● Entries from a dataset:
---
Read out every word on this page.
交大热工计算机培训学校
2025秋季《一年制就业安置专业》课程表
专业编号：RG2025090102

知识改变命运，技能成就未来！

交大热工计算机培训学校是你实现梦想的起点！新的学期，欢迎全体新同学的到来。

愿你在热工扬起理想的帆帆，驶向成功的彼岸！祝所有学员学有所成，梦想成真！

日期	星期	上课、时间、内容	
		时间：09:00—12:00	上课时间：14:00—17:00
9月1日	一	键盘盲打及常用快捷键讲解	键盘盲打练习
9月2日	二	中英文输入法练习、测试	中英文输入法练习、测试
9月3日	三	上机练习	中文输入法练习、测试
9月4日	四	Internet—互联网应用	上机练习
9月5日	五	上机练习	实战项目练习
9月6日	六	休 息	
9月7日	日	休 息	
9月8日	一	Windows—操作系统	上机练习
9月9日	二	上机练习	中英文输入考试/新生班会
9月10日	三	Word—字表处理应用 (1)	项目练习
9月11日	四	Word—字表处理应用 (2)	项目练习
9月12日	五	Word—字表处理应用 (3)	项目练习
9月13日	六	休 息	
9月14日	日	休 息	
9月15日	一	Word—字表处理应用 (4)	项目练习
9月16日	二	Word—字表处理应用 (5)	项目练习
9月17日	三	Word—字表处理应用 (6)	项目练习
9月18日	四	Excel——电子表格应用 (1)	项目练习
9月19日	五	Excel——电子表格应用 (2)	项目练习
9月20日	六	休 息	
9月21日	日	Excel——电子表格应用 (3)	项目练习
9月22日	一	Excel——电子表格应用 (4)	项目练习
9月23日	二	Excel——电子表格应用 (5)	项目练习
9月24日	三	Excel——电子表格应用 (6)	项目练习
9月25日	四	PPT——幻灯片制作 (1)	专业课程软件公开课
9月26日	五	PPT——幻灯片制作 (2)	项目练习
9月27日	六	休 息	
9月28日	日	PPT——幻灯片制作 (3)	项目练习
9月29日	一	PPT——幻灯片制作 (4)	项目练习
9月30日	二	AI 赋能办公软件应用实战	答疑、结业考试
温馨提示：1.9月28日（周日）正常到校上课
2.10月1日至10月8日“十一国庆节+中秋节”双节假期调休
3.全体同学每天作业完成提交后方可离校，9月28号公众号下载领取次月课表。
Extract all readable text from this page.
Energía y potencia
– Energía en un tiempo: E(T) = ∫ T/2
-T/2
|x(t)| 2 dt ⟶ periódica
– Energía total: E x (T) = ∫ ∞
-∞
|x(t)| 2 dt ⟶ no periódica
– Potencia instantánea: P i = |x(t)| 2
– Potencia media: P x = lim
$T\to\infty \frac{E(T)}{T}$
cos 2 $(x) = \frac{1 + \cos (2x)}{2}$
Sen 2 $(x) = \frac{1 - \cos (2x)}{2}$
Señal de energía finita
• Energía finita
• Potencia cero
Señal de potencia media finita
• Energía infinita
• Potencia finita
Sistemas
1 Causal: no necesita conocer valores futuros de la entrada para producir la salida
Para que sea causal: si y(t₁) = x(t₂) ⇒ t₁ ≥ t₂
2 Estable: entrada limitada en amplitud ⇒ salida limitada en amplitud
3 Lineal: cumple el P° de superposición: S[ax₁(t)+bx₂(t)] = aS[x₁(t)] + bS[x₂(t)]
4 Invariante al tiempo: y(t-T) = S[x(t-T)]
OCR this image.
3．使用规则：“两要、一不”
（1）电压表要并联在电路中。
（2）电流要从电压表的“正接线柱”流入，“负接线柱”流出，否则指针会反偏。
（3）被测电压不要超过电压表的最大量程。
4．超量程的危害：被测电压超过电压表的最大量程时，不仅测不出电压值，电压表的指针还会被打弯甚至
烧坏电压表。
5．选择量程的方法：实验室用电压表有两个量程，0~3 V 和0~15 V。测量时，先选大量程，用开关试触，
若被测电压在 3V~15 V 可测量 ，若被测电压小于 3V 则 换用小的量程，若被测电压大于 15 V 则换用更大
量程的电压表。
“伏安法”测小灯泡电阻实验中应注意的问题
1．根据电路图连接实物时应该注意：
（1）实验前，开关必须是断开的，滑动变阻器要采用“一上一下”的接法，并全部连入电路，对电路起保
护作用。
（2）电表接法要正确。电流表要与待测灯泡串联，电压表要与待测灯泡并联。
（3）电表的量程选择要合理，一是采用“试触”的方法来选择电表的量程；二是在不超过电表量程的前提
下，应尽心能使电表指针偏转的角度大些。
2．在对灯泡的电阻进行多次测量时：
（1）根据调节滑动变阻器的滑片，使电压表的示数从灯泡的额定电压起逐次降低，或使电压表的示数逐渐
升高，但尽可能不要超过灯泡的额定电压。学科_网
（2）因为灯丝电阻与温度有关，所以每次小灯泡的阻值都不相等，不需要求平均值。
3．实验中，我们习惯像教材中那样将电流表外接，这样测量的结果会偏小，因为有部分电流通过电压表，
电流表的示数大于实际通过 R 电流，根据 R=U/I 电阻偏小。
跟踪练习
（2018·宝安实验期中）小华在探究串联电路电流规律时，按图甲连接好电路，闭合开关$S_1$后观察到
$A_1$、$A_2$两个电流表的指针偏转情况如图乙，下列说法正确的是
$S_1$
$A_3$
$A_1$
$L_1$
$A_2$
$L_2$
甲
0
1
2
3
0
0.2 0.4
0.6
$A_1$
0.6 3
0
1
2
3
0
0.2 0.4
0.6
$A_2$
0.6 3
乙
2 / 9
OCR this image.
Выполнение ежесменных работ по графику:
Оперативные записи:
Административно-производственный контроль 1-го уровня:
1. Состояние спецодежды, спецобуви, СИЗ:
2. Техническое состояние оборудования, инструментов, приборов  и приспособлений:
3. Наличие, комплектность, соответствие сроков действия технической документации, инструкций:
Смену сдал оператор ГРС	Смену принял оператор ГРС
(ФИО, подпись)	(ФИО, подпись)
---
● What to work on:
The lines above form a set of records; determine how many of them contain the string "frac" and give that number alone.

● Full answer:
3